■ GIVEN TASK ■
Write out the entries below once more, exactly.

>> Start EXERCISE INPUTS

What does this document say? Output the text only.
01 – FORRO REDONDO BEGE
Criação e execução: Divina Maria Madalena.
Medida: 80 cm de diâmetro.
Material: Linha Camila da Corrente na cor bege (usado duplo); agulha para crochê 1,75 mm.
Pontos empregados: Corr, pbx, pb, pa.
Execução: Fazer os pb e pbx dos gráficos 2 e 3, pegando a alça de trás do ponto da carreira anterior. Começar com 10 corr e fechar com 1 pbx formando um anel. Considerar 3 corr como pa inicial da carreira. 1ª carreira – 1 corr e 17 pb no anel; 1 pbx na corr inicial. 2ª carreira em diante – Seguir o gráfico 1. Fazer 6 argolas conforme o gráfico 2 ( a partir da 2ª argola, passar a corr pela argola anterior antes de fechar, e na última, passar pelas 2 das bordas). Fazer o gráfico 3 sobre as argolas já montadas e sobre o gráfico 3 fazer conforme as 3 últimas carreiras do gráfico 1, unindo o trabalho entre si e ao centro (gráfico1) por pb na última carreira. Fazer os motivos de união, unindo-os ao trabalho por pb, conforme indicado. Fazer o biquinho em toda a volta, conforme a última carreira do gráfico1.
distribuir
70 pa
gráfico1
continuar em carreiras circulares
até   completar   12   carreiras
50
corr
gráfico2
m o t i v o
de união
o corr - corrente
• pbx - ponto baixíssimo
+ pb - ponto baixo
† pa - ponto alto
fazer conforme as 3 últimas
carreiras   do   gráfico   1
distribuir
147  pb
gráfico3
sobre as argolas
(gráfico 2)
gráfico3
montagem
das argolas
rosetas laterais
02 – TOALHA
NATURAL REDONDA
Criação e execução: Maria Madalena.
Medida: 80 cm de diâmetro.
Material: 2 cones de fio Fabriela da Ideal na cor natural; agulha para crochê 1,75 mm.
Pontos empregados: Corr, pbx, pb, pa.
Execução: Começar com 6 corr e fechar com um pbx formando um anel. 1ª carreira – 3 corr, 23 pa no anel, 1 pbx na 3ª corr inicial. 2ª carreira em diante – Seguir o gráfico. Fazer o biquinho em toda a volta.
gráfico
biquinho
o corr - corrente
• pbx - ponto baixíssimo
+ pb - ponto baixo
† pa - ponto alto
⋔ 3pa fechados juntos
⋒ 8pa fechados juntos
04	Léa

>> End EXERCISE INPUTS

■ SOLUTION TO THIS PROBLEM ■
What does this document say? Output the text only.
01 – FORRO REDONDO BEGE
Criação e execução: Divina Maria Madalena.
Medida: 80 cm de diâmetro.
Material: Linha Camila da Corrente na cor bege (usado duplo); agulha para crochê 1,75 mm.
Pontos empregados: Corr, pbx, pb, pa.
Execução: Fazer os pb e pbx dos gráficos 2 e 3, pegando a alça de trás do ponto da carreira anterior. Começar com 10 corr e fechar com 1 pbx formando um anel. Considerar 3 corr como pa inicial da carreira. 1ª carreira – 1 corr e 17 pb no anel; 1 pbx na corr inicial. 2ª carreira em diante – Seguir o gráfico 1. Fazer 6 argolas conforme o gráfico 2 ( a partir da 2ª argola, passar a corr pela argola anterior antes de fechar, e na última, passar pelas 2 das bordas). Fazer o gráfico 3 sobre as argolas já montadas e sobre o gráfico 3 fazer conforme as 3 últimas carreiras do gráfico 1, unindo o trabalho entre si e ao centro (gráfico1) por pb na última carreira. Fazer os motivos de união, unindo-os ao trabalho por pb, conforme indicado. Fazer o biquinho em toda a volta, conforme a última carreira do gráfico1.
distribuir
70 pa
gráfico1
continuar em carreiras circulares
até   completar   12   carreiras
50
corr
gráfico2
m o t i v o
de união
o corr - corrente
• pbx - ponto baixíssimo
+ pb - ponto baixo
† pa - ponto alto
fazer conforme as 3 últimas
carreiras   do   gráfico   1
distribuir
147  pb
gráfico3
sobre as argolas
(gráfico 2)
gráfico3
montagem
das argolas
rosetas laterais
02 – TOALHA
NATURAL REDONDA
Criação e execução: Maria Madalena.
Medida: 80 cm de diâmetro.
Material: 2 cones de fio Fabriela da Ideal na cor natural; agulha para crochê 1,75 mm.
Pontos empregados: Corr, pbx, pb, pa.
Execução: Começar com 6 corr e fechar com um pbx formando um anel. 1ª carreira – 3 corr, 23 pa no anel, 1 pbx na 3ª corr inicial. 2ª carreira em diante – Seguir o gráfico. Fazer o biquinho em toda a volta.
gráfico
biquinho
o corr - corrente
• pbx - ponto baixíssimo
+ pb - ponto baixo
† pa - ponto alto
⋔ 3pa fechados juntos
⋒ 8pa fechados juntos
04	Léa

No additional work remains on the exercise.